======== Provided data ========

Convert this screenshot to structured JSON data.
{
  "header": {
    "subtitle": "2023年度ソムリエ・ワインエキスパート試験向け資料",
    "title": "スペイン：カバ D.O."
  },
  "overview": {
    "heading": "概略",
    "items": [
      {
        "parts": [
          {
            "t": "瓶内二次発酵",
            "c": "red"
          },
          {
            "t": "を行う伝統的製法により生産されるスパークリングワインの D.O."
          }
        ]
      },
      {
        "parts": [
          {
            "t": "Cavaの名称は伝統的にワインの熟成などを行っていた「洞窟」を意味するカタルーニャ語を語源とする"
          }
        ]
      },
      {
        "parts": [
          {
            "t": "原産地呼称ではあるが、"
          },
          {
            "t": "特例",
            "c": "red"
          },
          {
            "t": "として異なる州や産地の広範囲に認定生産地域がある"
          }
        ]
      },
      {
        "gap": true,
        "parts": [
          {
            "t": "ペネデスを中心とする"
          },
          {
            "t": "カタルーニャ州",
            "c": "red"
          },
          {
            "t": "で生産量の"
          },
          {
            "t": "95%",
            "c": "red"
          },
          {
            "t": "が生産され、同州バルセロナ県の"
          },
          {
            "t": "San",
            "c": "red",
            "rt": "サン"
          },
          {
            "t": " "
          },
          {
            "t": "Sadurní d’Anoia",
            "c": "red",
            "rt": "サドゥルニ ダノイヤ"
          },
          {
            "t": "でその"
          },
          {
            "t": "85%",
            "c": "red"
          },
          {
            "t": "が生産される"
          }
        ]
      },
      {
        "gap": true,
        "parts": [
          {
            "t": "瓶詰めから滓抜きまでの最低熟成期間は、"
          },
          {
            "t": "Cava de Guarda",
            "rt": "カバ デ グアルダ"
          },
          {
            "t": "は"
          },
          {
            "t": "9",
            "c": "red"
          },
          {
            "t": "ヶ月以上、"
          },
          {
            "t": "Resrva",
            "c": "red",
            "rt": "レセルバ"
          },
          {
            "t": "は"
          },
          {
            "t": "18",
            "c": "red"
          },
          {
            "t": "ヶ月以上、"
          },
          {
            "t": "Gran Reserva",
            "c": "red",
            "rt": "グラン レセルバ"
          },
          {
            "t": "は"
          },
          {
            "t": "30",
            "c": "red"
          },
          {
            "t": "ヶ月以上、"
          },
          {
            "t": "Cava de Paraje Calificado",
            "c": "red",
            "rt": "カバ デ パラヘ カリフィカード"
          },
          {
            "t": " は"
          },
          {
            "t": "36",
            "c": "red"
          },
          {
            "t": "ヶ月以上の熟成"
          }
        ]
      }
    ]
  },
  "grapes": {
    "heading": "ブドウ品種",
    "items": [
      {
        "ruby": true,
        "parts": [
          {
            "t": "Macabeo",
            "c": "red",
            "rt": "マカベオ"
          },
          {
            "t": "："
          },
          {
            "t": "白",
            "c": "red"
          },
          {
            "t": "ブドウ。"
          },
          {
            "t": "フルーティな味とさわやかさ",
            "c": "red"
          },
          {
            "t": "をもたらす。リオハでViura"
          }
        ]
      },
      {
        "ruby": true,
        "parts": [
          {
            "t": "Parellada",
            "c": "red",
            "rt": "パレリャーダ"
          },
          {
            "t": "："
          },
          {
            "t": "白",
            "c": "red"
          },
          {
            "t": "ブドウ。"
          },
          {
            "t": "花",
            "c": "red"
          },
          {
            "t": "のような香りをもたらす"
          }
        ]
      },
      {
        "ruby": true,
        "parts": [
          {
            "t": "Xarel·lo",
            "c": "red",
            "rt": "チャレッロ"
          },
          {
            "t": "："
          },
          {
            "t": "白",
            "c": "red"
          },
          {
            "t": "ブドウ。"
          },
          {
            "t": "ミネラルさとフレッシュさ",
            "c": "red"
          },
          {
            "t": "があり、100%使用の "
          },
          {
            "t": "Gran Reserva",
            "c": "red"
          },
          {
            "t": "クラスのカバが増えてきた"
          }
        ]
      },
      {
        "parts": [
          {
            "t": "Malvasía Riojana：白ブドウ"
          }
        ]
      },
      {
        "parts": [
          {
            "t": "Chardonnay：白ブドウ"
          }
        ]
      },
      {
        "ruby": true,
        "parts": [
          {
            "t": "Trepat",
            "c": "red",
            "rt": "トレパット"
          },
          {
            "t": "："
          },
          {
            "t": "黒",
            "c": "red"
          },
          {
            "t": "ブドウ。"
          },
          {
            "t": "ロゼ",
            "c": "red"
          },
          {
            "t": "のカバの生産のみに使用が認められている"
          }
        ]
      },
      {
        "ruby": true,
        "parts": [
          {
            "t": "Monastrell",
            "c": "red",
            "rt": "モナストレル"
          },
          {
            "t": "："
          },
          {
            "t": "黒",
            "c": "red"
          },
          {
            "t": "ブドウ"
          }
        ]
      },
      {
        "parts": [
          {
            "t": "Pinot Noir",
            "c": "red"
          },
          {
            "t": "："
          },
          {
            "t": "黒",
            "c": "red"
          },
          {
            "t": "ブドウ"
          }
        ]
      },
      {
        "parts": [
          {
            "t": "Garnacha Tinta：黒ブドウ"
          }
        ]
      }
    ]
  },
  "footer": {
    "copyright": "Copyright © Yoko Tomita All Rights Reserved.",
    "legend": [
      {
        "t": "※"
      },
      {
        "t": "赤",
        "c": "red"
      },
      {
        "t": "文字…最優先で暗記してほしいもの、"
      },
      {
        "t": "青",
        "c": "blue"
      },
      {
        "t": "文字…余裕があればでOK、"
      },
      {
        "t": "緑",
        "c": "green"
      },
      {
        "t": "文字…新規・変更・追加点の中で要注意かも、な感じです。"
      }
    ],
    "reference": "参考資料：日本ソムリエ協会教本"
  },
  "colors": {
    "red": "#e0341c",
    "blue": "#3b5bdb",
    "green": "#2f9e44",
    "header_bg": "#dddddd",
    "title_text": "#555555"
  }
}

========

▶ [Problem]
For the entries shown above, give the number of lines that include the word "白ブドウ", without any other text.

▶ [Output for this exercise]
2